**EXERCISE MATERIALS**
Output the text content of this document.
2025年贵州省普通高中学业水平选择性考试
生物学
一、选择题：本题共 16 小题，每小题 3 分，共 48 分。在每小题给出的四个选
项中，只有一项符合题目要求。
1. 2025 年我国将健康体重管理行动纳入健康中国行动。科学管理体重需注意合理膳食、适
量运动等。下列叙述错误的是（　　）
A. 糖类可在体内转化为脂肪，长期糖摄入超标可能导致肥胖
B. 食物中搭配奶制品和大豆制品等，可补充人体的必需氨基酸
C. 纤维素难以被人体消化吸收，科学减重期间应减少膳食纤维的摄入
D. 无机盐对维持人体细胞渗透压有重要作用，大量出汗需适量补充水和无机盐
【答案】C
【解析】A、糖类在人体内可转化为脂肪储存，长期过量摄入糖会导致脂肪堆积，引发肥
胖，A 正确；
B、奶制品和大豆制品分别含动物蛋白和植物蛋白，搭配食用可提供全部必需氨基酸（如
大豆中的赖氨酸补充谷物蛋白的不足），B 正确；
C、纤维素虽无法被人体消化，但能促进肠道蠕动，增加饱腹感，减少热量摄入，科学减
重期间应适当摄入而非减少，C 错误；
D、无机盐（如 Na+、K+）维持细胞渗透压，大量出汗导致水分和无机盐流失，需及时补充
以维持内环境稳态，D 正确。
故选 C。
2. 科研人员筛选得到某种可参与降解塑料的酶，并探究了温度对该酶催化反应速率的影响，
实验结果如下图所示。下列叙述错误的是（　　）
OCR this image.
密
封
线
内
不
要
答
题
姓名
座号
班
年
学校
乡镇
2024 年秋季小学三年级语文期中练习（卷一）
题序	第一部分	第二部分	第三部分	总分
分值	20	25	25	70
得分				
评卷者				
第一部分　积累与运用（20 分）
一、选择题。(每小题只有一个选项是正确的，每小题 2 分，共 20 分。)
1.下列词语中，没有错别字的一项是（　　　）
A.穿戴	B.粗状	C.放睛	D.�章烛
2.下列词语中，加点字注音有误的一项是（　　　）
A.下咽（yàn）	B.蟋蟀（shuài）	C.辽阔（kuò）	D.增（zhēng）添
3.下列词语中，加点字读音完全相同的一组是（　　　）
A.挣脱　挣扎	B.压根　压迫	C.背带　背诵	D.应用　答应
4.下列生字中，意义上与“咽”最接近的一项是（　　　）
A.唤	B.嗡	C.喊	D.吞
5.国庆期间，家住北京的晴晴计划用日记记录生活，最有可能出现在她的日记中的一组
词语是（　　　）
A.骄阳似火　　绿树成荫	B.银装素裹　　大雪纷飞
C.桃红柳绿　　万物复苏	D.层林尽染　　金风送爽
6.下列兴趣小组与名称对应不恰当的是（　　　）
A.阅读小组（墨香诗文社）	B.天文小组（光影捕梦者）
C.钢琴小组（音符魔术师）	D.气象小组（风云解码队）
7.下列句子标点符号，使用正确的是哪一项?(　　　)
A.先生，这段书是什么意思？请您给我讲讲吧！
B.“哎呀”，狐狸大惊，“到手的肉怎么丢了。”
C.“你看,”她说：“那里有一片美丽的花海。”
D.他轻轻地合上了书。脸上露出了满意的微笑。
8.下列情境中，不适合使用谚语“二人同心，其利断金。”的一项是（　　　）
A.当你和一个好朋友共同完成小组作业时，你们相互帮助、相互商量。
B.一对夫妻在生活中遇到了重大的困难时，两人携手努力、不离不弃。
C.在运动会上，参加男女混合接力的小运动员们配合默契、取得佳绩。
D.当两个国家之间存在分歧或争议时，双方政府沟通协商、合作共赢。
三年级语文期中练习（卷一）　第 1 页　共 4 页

**DIRECTIVE**
Filter the records above for "下列词语中" and copy every matching line.

**PROBLEM SOLUTION**
1.下列词语中，没有错别字的一项是（　　　）
2.下列词语中，加点字注音有误的一项是（　　　）
3.下列词语中，加点字读音完全相同的一组是（　　　）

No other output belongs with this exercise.